◆ What you have to do
Look through the material below and give the number of lines holding "Landesamt", with no other words.

Extracted data entries
══════════════════════════════
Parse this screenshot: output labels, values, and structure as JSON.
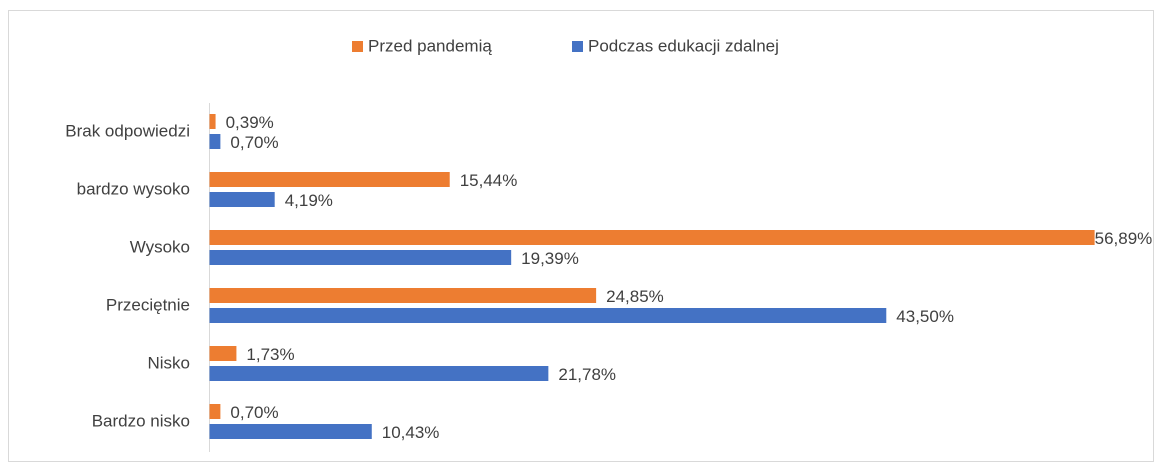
{
  "chart_data": {
    "type": "hbar",
    "categories": [
      "Brak odpowiedzi",
      "bardzo wysoko",
      "Wysoko",
      "Przeciętnie",
      "Nisko",
      "Bardzo nisko"
    ],
    "series": [
      {
        "name": "Przed pandemią",
        "color": "#ed7d31",
        "values": [
          0.39,
          15.44,
          56.89,
          24.85,
          1.73,
          0.7
        ],
        "value_labels": [
          "0,39%",
          "15,44%",
          "56,89%",
          "24,85%",
          "1,73%",
          "0,70%"
        ]
      },
      {
        "name": "Podczas edukacji zdalnej",
        "color": "#4472c4",
        "values": [
          0.7,
          4.19,
          19.39,
          43.5,
          21.78,
          10.43
        ],
        "value_labels": [
          "0,70%",
          "4,19%",
          "19,39%",
          "43,50%",
          "21,78%",
          "10,43%"
        ]
      }
    ],
    "xlim": [
      0,
      60
    ],
    "legend": "top"
  }
}
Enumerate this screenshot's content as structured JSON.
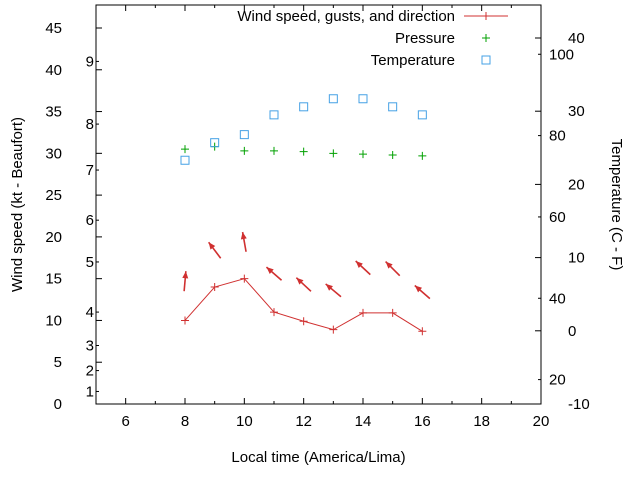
{
  "page": {
    "background": "#ffffff",
    "text_color": "#000000"
  },
  "chart_data": {
    "type": "line",
    "title": "",
    "xlabel": "Local time (America/Lima)",
    "ylabel_left": "Wind speed (kt - Beaufort)",
    "ylabel_right": "Temperature (C - F)",
    "grid": false,
    "legend": {
      "position": "top-center-inside",
      "entries": [
        {
          "label": "Wind speed, gusts, and direction",
          "marker": "line-plus",
          "color": "#d03030"
        },
        {
          "label": "Pressure",
          "marker": "plus",
          "color": "#00a000"
        },
        {
          "label": "Temperature",
          "marker": "open-square",
          "color": "#45a1e5"
        }
      ]
    },
    "x_axis": {
      "min": 5,
      "max": 20,
      "major_ticks": [
        6,
        8,
        10,
        12,
        14,
        16,
        18,
        20
      ],
      "minor_ticks": [
        7,
        9,
        11,
        13,
        15,
        17,
        19
      ]
    },
    "y_left_axis": {
      "min": 0,
      "max": 45,
      "unit": "kt",
      "major_ticks": [
        0,
        5,
        10,
        15,
        20,
        25,
        30,
        35,
        40,
        45
      ],
      "beaufort_labels": [
        {
          "label": "1",
          "kt": 1.5
        },
        {
          "label": "2",
          "kt": 4
        },
        {
          "label": "3",
          "kt": 7
        },
        {
          "label": "4",
          "kt": 11
        },
        {
          "label": "5",
          "kt": 17
        },
        {
          "label": "6",
          "kt": 22
        },
        {
          "label": "7",
          "kt": 28
        },
        {
          "label": "8",
          "kt": 33.5
        },
        {
          "label": "9",
          "kt": 41
        }
      ]
    },
    "y_right_axis": {
      "min": -10,
      "max": 40,
      "unit": "C",
      "major_ticks": [
        -10,
        0,
        10,
        20,
        30,
        40
      ],
      "fahrenheit_labels": [
        20,
        40,
        60,
        80,
        100
      ]
    },
    "series": {
      "wind_speed": {
        "name": "Wind speed",
        "color": "#d03030",
        "style": "line-plus",
        "x": [
          8,
          9,
          10,
          11,
          12,
          13,
          14,
          15,
          16
        ],
        "kt": [
          10,
          14,
          15,
          11,
          9.9,
          8.9,
          10.9,
          10.9,
          8.7
        ]
      },
      "wind_gusts_direction": {
        "name": "Gusts and direction",
        "color": "#d03030",
        "style": "arrows",
        "x": [
          8,
          9,
          10,
          11,
          12,
          13,
          14,
          15,
          16
        ],
        "gust_kt": [
          14.7,
          18.4,
          19.4,
          15.6,
          14.3,
          13.6,
          16.3,
          16.2,
          13.4
        ],
        "direction_deg_from_up": [
          5,
          -37,
          -10,
          -49,
          -47,
          -50,
          -47,
          -45,
          -49
        ]
      },
      "pressure": {
        "name": "Pressure",
        "color": "#00a000",
        "style": "plus",
        "axis": "left-scale",
        "x": [
          8,
          9,
          10,
          11,
          12,
          13,
          14,
          15,
          16
        ],
        "value": [
          30.5,
          30.8,
          30.3,
          30.3,
          30.2,
          30.0,
          29.9,
          29.8,
          29.7
        ]
      },
      "temperature": {
        "name": "Temperature",
        "color": "#45a1e5",
        "style": "open-square",
        "axis": "right",
        "x": [
          8,
          9,
          10,
          11,
          12,
          13,
          14,
          15,
          16
        ],
        "c": [
          23.3,
          25.7,
          26.8,
          29.5,
          30.6,
          31.7,
          31.7,
          30.6,
          29.5
        ]
      }
    }
  }
}
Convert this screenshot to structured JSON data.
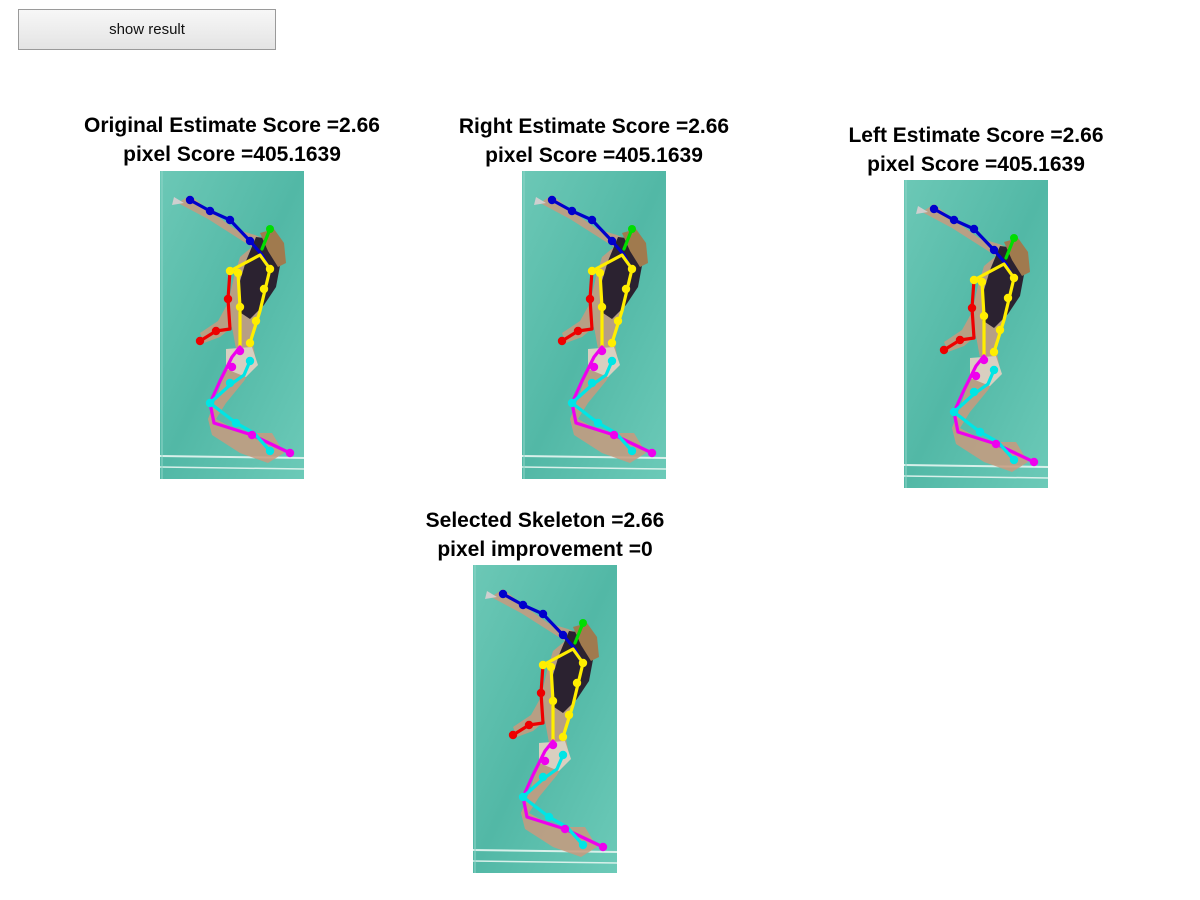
{
  "toolbar": {
    "show_result_label": "show result"
  },
  "panels": [
    {
      "id": "original",
      "line1": "Original Estimate Score =2.66",
      "line2": "pixel Score =405.1639"
    },
    {
      "id": "right",
      "line1": "Right Estimate Score =2.66",
      "line2": "pixel Score =405.1639"
    },
    {
      "id": "left",
      "line1": "Left Estimate Score =2.66",
      "line2": "pixel Score =405.1639"
    },
    {
      "id": "selected",
      "line1": "Selected Skeleton =2.66",
      "line2": "pixel improvement =0"
    }
  ],
  "colors": {
    "court_background": "#5cbfae",
    "head": "#00dd00",
    "right_arm": "#0000cc",
    "left_arm": "#ee0000",
    "torso": "#ffee00",
    "right_leg": "#00e5e5",
    "left_leg": "#ee00ee"
  }
}
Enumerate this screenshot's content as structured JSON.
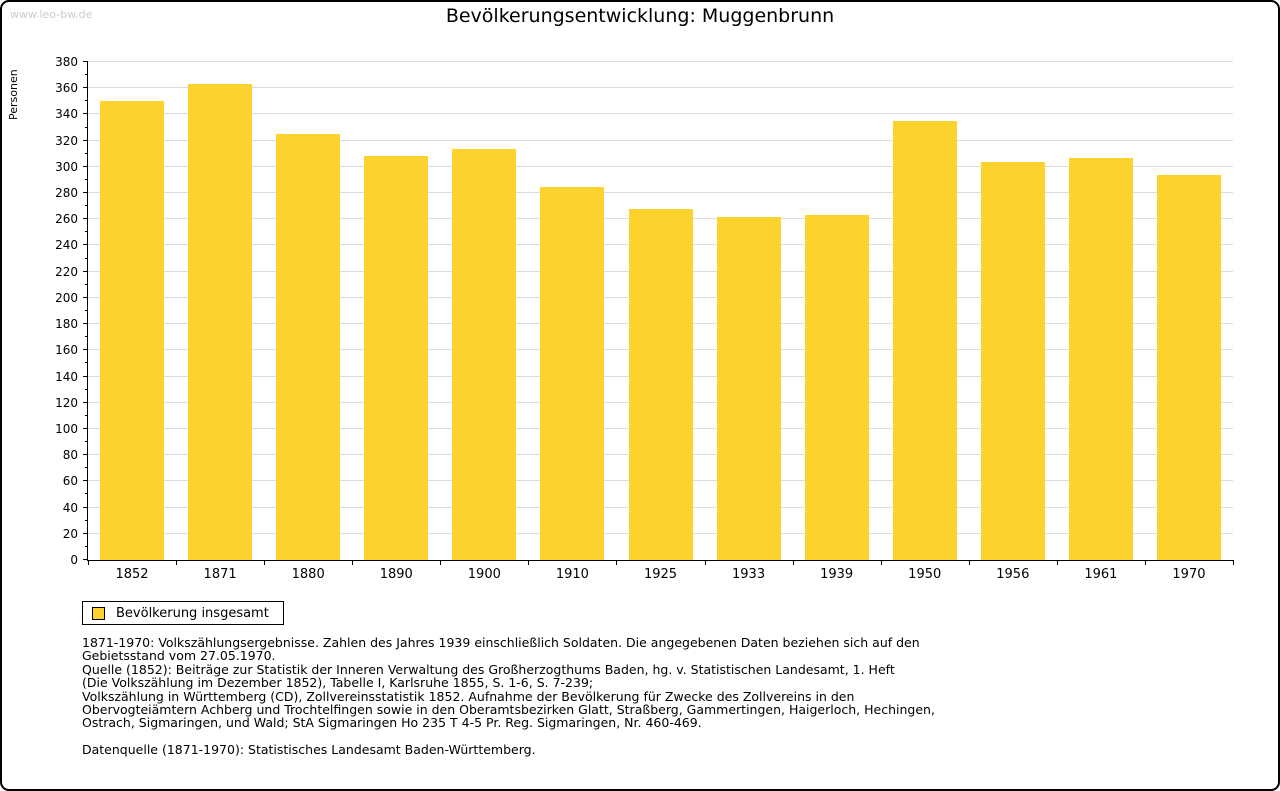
{
  "watermark": "www.leo-bw.de",
  "chart_data": {
    "type": "bar",
    "title": "Bevölkerungsentwicklung: Muggenbrunn",
    "ylabel": "Personen",
    "xlabel": "",
    "categories": [
      "1852",
      "1871",
      "1880",
      "1890",
      "1900",
      "1910",
      "1925",
      "1933",
      "1939",
      "1950",
      "1956",
      "1961",
      "1970"
    ],
    "values": [
      350,
      363,
      325,
      308,
      314,
      285,
      268,
      262,
      263,
      335,
      304,
      307,
      294
    ],
    "ylim": [
      0,
      380
    ],
    "ytick_step": 20,
    "ytick_minor_step": 10,
    "grid": "horizontal",
    "legend": [
      "Bevölkerung insgesamt"
    ],
    "legend_position": "bottom-left",
    "colors": {
      "bar": "#FCD32E",
      "grid": "#DCDCDC",
      "axis": "#000000"
    }
  },
  "notes": {
    "lines": [
      "1871-1970: Volkszählungsergebnisse. Zahlen des Jahres 1939 einschließlich Soldaten. Die angegebenen Daten beziehen sich auf den",
      "Gebietsstand vom 27.05.1970.",
      "Quelle (1852): Beiträge zur Statistik der Inneren Verwaltung des Großherzogthums Baden, hg. v. Statistischen Landesamt, 1. Heft",
      "(Die Volkszählung im Dezember 1852), Tabelle I, Karlsruhe 1855, S. 1-6, S. 7-239;",
      "Volkszählung in Württemberg (CD), Zollvereinsstatistik 1852. Aufnahme der Bevölkerung für Zwecke des Zollvereins in den",
      "Obervogteiämtern Achberg und Trochtelfingen sowie in den Oberamtsbezirken Glatt, Straßberg, Gammertingen, Haigerloch, Hechingen,",
      "Ostrach, Sigmaringen, und Wald; StA Sigmaringen Ho 235 T 4-5 Pr. Reg. Sigmaringen, Nr. 460-469."
    ],
    "datasource": "Datenquelle (1871-1970): Statistisches Landesamt Baden-Württemberg."
  }
}
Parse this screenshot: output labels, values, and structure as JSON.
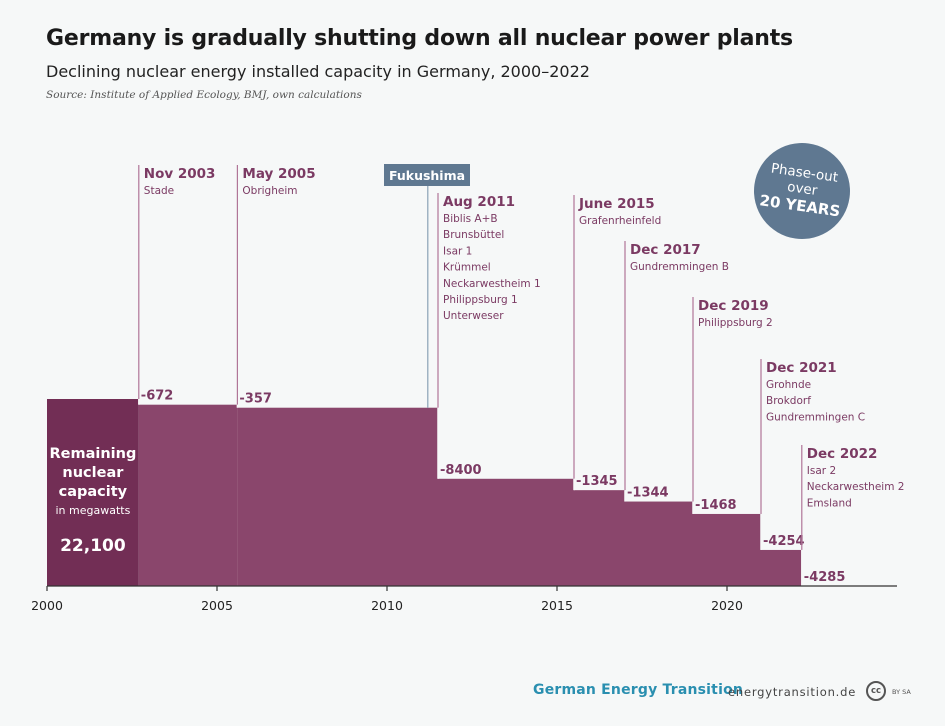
{
  "header": {
    "title": "Germany is gradually shutting down all nuclear power plants",
    "subtitle": "Declining nuclear energy installed capacity in Germany, 2000–2022",
    "source": "Source: Institute of Applied Ecology, BMJ, own calculations"
  },
  "badge": {
    "line1": "Phase-out",
    "line2": "over",
    "line3": "20 YEARS"
  },
  "footer": {
    "brand": "German Energy Transition",
    "url": "energytransition.de",
    "cc_icon": "cc",
    "cc_text": "BY SA"
  },
  "colors": {
    "step_fill": "#8a466c",
    "initial_fill": "#722e55",
    "label_color": "#7b3a63",
    "marker_line": "#b07598",
    "fukushima_bg": "#5f7891",
    "fukushima_line": "#8aa2b6",
    "axis": "#333333"
  },
  "chart_data": {
    "type": "step-area",
    "x_axis": {
      "min": 2000,
      "max": 2025,
      "ticks": [
        2000,
        2005,
        2010,
        2015,
        2020
      ]
    },
    "y_axis": {
      "min": 0,
      "max": 22100
    },
    "initial": {
      "value": 22100,
      "value_label": "22,100",
      "label_lines": [
        "Remaining",
        "nuclear",
        "capacity"
      ],
      "unit_label": "in megawatts"
    },
    "shutdowns": [
      {
        "date": "Nov 2003",
        "x": 2002.7,
        "change": -672,
        "change_label": "-672",
        "plants": [
          "Stade"
        ]
      },
      {
        "date": "May 2005",
        "x": 2005.6,
        "change": -357,
        "change_label": "-357",
        "plants": [
          "Obrigheim"
        ]
      },
      {
        "date": "Aug 2011",
        "x": 2011.5,
        "change": -8400,
        "change_label": "-8400",
        "plants": [
          "Biblis A+B",
          "Brunsbüttel",
          "Isar 1",
          "Krümmel",
          "Neckarwestheim 1",
          "Philippsburg 1",
          "Unterweser"
        ]
      },
      {
        "date": "June 2015",
        "x": 2015.5,
        "change": -1345,
        "change_label": "-1345",
        "plants": [
          "Grafenrheinfeld"
        ]
      },
      {
        "date": "Dec 2017",
        "x": 2017.0,
        "change": -1344,
        "change_label": "-1344",
        "plants": [
          "Gundremmingen B"
        ]
      },
      {
        "date": "Dec 2019",
        "x": 2019.0,
        "change": -1468,
        "change_label": "-1468",
        "plants": [
          "Philippsburg 2"
        ]
      },
      {
        "date": "Dec 2021",
        "x": 2021.0,
        "change": -4254,
        "change_label": "-4254",
        "plants": [
          "Grohnde",
          "Brokdorf",
          "Gundremmingen C"
        ]
      },
      {
        "date": "Dec 2022",
        "x": 2022.2,
        "change": -4285,
        "change_label": "-4285",
        "plants": [
          "Isar 2",
          "Neckarwestheim 2",
          "Emsland"
        ]
      }
    ],
    "event": {
      "label": "Fukushima",
      "x": 2011.2
    }
  }
}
══════════════════════════════
◆ Completed exercise
2